DIRECTIONS FOR THIS TASK.
Read the lines below. Copy out any that hold the string "East".

DATASET CONTENT.
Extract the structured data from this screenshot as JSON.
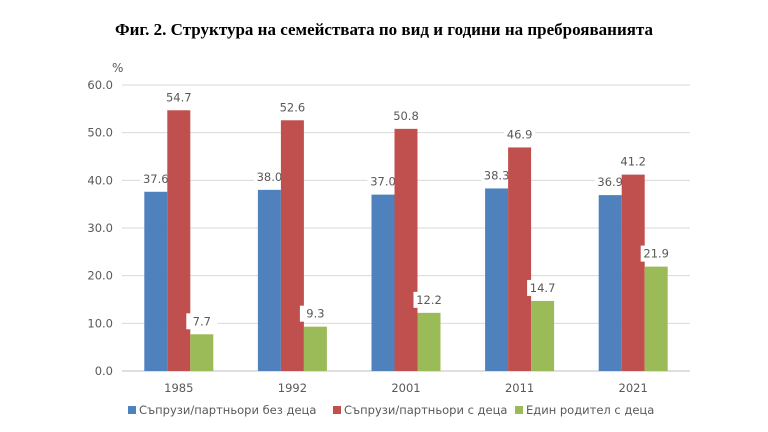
{
  "chart_data": {
    "type": "bar",
    "title": "Фиг. 2. Структура на семействата по вид и години на преброяванията",
    "ylabel": "%",
    "xlabel": "",
    "ylim": [
      0,
      60
    ],
    "yticks": [
      "0.0",
      "10.0",
      "20.0",
      "30.0",
      "40.0",
      "50.0",
      "60.0"
    ],
    "grid": true,
    "legend_position": "bottom",
    "categories": [
      "1985",
      "1992",
      "2001",
      "2011",
      "2021"
    ],
    "series": [
      {
        "name": "Съпрузи/партньори без деца",
        "color": "#4f81bd",
        "values": [
          37.6,
          38.0,
          37.0,
          38.3,
          36.9
        ],
        "labels": [
          "37.6",
          "38.0",
          "37.0",
          "38.3",
          "36.9"
        ]
      },
      {
        "name": "Съпрузи/партньори с деца",
        "color": "#c0504d",
        "values": [
          54.7,
          52.6,
          50.8,
          46.9,
          41.2
        ],
        "labels": [
          "54.7",
          "52.6",
          "50.8",
          "46.9",
          "41.2"
        ]
      },
      {
        "name": "Един родител с деца",
        "color": "#9bbb59",
        "values": [
          7.7,
          9.3,
          12.2,
          14.7,
          21.9
        ],
        "labels": [
          "7.7",
          "9.3",
          "12.2",
          "14.7",
          "21.9"
        ]
      }
    ]
  }
}
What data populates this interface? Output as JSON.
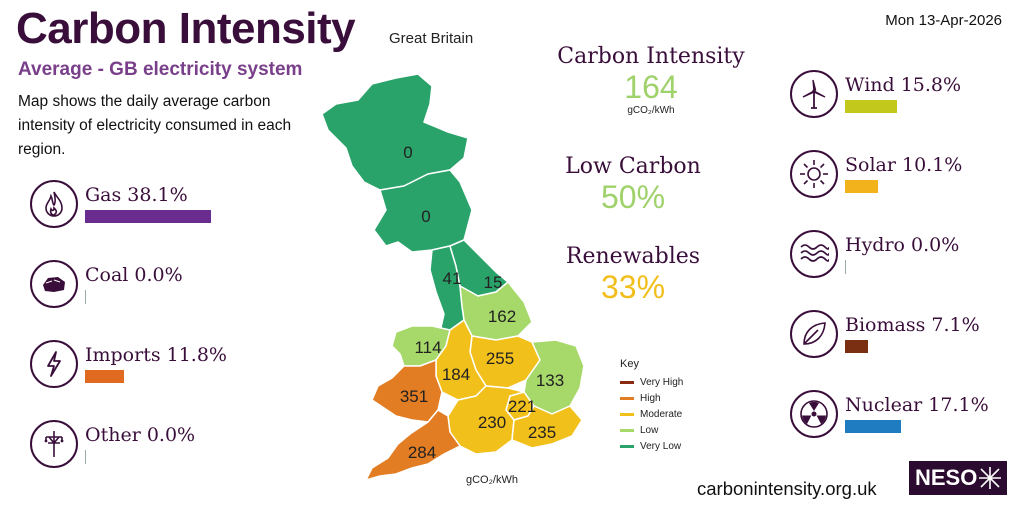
{
  "header": {
    "title": "Carbon Intensity",
    "region": "Great Britain",
    "subtitle": "Average - GB electricity system",
    "description": "Map shows the daily average carbon intensity of electricity consumed in each region.",
    "date": "Mon 13-Apr-2026"
  },
  "fuels_left": [
    {
      "label": "Gas 38.1%",
      "icon": "flame-icon",
      "percent": 38.1,
      "color": "#6a2c8e"
    },
    {
      "label": "Coal 0.0%",
      "icon": "coal-icon",
      "percent": 0.0,
      "color": "#999999"
    },
    {
      "label": "Imports 11.8%",
      "icon": "lightning-icon",
      "percent": 11.8,
      "color": "#e06a1f"
    },
    {
      "label": "Other 0.0%",
      "icon": "pylon-icon",
      "percent": 0.0,
      "color": "#999999"
    }
  ],
  "fuels_right": [
    {
      "label": "Wind 15.8%",
      "icon": "wind-turbine-icon",
      "percent": 15.8,
      "color": "#c3c81d"
    },
    {
      "label": "Solar 10.1%",
      "icon": "sun-icon",
      "percent": 10.1,
      "color": "#f2b21c"
    },
    {
      "label": "Hydro 0.0%",
      "icon": "water-icon",
      "percent": 0.0,
      "color": "#8ab4d9"
    },
    {
      "label": "Biomass 7.1%",
      "icon": "leaf-icon",
      "percent": 7.1,
      "color": "#7a2e12"
    },
    {
      "label": "Nuclear 17.1%",
      "icon": "nuclear-icon",
      "percent": 17.1,
      "color": "#1f7cc1"
    }
  ],
  "stats": {
    "intensity": {
      "heading": "Carbon Intensity",
      "value": "164",
      "unit": "gCO₂/kWh",
      "color": "#9fd26b"
    },
    "low_carbon": {
      "heading": "Low Carbon",
      "value": "50%",
      "color": "#9fd26b"
    },
    "renewables": {
      "heading": "Renewables",
      "value": "33%",
      "color": "#f2be1c"
    }
  },
  "map": {
    "regions": [
      {
        "name": "North Scotland",
        "value": "0",
        "color": "#2aa36a"
      },
      {
        "name": "South Scotland",
        "value": "0",
        "color": "#2aa36a"
      },
      {
        "name": "North West England",
        "value": "41",
        "color": "#2aa36a"
      },
      {
        "name": "North East England",
        "value": "15",
        "color": "#2aa36a"
      },
      {
        "name": "Yorkshire",
        "value": "162",
        "color": "#a6d86a"
      },
      {
        "name": "North Wales",
        "value": "114",
        "color": "#a6d86a"
      },
      {
        "name": "East Midlands",
        "value": "255",
        "color": "#f2c01b"
      },
      {
        "name": "West Midlands",
        "value": "184",
        "color": "#f2c01b"
      },
      {
        "name": "East England",
        "value": "133",
        "color": "#a6d86a"
      },
      {
        "name": "South Wales",
        "value": "351",
        "color": "#e27d23"
      },
      {
        "name": "London",
        "value": "221",
        "color": "#f2c01b"
      },
      {
        "name": "South England",
        "value": "230",
        "color": "#f2c01b"
      },
      {
        "name": "South East England",
        "value": "235",
        "color": "#f2c01b"
      },
      {
        "name": "South West England",
        "value": "284",
        "color": "#e27d23"
      }
    ],
    "unit": "gCO₂/kWh"
  },
  "key": {
    "title": "Key",
    "items": [
      {
        "label": "Very High",
        "color": "#8b2a13"
      },
      {
        "label": "High",
        "color": "#e27d23"
      },
      {
        "label": "Moderate",
        "color": "#f2c01b"
      },
      {
        "label": "Low",
        "color": "#a6d86a"
      },
      {
        "label": "Very Low",
        "color": "#2aa36a"
      }
    ]
  },
  "footer": {
    "site": "carbonintensity.org.uk",
    "logo": "NESO"
  }
}
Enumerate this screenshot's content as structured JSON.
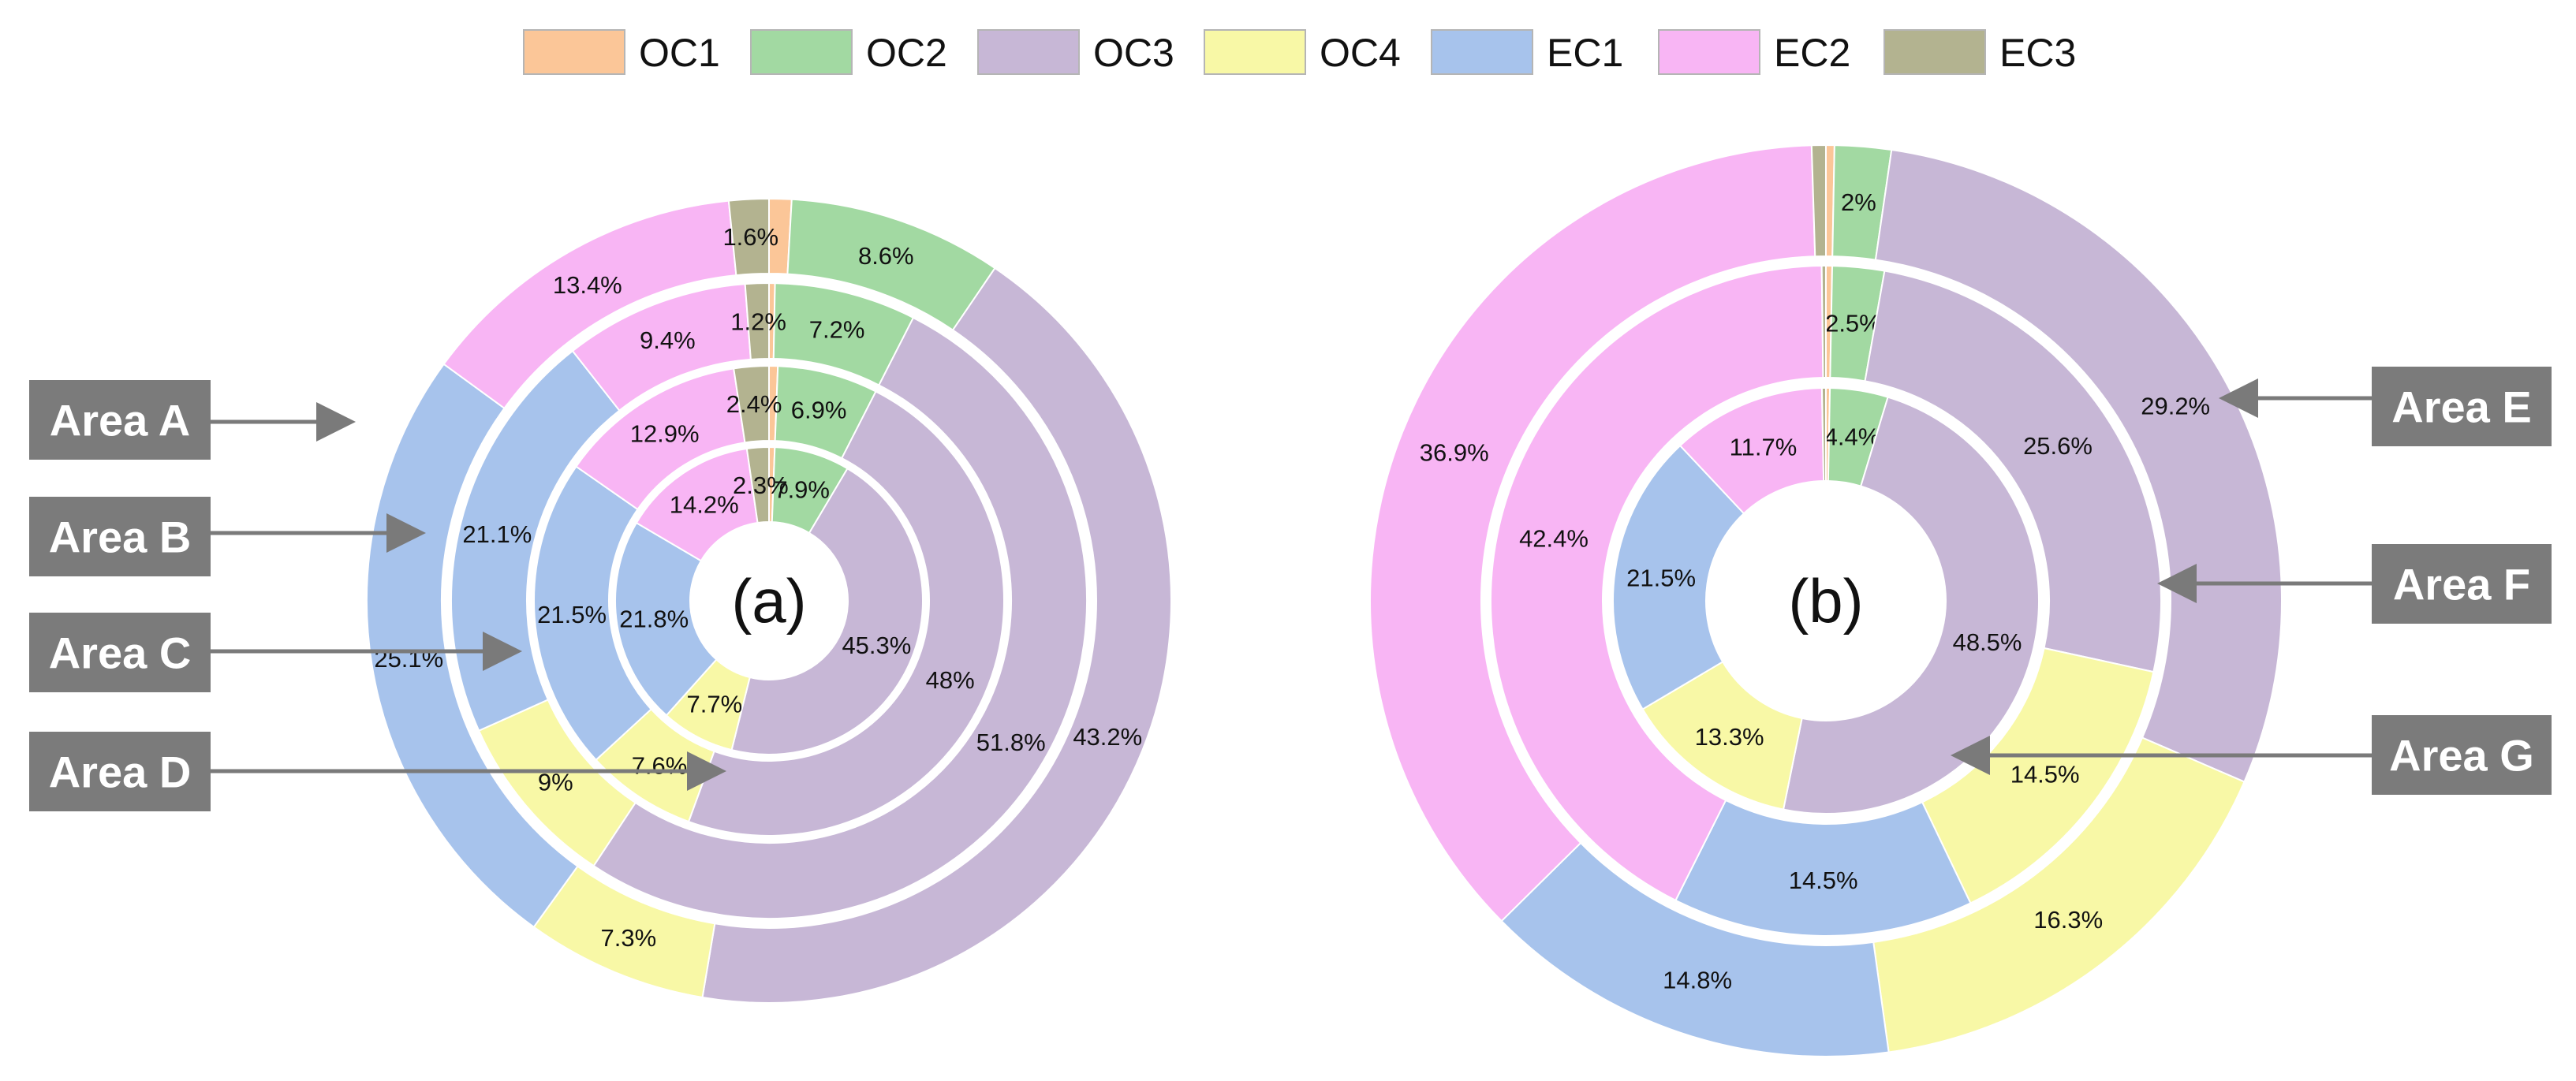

TASK ANSWER.
        "name": "North East England",
        "name": "East Midlands",
        "name": "East England",
        "name": "South East England",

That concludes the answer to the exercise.